WHAT YOU ARE ASKED TO DO: Of the lines in the records that follow, how many include the word "Transaction"? Answer with a bare number.

(Extracted records)
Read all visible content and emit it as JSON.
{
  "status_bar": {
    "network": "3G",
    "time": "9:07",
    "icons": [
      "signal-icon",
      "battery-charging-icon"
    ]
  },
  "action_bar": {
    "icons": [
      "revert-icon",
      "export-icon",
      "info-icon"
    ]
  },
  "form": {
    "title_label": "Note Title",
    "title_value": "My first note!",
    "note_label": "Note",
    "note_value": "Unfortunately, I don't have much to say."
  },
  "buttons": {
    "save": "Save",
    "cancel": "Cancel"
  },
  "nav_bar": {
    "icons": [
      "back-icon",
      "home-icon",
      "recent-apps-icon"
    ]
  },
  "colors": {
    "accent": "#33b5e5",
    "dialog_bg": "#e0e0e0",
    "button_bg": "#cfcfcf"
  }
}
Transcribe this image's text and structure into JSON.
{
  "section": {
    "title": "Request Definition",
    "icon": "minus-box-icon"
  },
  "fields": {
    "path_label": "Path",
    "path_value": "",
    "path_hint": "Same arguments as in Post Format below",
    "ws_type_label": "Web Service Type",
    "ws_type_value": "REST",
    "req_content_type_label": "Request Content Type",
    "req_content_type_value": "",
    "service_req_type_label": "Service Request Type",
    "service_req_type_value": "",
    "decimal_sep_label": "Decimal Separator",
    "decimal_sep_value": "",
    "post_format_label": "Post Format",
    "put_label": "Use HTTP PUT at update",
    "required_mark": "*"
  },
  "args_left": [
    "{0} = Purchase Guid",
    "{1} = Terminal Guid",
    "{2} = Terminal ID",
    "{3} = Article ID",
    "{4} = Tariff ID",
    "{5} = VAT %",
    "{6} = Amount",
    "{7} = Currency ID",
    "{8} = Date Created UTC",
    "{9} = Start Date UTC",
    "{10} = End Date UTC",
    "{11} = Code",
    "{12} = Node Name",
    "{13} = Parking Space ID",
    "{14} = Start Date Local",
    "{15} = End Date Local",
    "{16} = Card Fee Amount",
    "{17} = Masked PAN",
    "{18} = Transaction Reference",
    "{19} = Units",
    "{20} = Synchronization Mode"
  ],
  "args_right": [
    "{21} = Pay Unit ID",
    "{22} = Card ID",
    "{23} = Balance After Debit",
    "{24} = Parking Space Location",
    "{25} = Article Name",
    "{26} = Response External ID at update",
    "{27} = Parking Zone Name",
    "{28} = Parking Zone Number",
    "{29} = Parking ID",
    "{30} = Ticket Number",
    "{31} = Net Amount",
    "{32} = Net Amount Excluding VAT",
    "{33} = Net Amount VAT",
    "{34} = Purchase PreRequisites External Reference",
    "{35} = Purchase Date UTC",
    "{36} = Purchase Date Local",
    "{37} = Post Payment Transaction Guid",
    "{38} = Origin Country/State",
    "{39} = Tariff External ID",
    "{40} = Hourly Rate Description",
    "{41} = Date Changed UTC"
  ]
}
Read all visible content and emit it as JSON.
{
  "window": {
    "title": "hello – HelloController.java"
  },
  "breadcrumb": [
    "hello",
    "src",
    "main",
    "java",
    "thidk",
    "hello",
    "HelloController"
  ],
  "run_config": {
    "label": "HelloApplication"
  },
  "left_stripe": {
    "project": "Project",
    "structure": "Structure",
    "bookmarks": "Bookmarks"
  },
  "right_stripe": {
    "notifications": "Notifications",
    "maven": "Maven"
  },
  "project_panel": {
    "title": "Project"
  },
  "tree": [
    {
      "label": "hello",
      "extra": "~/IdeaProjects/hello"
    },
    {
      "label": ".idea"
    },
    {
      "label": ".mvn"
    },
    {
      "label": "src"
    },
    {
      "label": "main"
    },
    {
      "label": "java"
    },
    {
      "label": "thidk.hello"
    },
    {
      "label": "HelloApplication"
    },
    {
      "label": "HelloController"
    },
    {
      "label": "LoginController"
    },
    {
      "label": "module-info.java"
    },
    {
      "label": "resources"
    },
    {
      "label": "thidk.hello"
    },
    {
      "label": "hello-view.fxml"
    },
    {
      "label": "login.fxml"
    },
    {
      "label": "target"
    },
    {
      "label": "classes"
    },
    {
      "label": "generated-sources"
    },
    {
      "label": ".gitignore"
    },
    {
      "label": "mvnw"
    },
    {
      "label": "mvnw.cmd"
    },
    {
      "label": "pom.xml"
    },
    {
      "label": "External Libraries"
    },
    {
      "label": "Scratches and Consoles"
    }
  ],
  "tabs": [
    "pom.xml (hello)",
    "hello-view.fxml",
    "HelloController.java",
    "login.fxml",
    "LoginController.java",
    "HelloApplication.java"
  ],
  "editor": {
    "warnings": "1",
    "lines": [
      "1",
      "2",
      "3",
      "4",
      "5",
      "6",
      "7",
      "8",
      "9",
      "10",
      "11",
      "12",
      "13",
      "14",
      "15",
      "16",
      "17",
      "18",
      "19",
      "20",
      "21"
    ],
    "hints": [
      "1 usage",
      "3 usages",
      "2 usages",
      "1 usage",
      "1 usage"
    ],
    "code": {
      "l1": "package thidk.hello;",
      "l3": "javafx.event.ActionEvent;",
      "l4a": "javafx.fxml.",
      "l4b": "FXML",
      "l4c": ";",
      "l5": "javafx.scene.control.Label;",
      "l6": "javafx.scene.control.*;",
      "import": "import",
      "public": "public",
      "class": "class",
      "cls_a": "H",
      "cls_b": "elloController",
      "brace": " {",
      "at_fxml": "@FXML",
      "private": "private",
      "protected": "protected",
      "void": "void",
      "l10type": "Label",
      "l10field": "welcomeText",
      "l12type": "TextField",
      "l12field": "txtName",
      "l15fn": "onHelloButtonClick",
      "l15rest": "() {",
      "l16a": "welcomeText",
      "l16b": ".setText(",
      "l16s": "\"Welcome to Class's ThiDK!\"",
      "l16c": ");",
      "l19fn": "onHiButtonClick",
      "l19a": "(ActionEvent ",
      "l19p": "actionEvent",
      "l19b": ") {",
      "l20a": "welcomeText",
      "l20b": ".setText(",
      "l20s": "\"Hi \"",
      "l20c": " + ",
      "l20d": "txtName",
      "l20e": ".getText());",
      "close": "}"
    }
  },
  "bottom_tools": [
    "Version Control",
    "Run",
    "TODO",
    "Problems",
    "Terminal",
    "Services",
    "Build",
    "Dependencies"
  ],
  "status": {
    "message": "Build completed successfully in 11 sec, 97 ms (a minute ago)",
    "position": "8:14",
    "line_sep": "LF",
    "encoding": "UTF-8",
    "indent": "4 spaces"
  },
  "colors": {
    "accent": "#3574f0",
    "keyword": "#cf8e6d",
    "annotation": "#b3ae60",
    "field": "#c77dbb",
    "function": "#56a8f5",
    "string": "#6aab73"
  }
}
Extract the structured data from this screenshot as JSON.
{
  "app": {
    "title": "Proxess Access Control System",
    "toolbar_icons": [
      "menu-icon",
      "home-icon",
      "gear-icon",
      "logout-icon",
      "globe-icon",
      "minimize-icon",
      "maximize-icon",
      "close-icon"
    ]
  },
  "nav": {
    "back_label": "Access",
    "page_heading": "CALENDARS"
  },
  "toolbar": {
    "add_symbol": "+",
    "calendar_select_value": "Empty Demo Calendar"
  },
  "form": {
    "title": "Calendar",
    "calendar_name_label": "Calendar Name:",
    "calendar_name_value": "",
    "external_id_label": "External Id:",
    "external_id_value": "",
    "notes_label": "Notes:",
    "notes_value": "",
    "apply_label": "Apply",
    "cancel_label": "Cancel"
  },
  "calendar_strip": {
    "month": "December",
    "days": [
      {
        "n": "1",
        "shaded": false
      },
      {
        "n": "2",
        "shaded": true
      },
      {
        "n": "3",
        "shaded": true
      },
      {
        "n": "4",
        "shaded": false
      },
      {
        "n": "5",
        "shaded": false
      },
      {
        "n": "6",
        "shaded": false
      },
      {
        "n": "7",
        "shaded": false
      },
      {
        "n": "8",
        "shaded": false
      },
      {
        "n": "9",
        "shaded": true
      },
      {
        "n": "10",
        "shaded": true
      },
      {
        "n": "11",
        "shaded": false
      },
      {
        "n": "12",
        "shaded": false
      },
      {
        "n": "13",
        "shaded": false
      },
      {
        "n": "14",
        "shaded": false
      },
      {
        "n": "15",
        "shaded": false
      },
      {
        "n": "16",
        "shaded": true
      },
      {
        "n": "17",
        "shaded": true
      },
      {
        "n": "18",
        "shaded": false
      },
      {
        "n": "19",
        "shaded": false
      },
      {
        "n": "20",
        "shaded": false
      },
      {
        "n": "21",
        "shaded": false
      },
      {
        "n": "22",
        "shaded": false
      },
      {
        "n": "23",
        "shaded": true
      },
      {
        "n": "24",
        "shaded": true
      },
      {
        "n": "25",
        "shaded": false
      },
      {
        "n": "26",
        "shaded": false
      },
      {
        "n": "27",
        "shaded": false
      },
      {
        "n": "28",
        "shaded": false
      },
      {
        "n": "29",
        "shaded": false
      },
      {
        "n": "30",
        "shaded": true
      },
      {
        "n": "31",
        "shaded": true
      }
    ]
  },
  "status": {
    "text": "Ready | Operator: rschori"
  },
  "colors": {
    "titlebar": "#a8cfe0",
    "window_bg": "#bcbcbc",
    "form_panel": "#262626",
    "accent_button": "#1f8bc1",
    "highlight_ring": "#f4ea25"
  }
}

EXERCISE SOLUTION: 2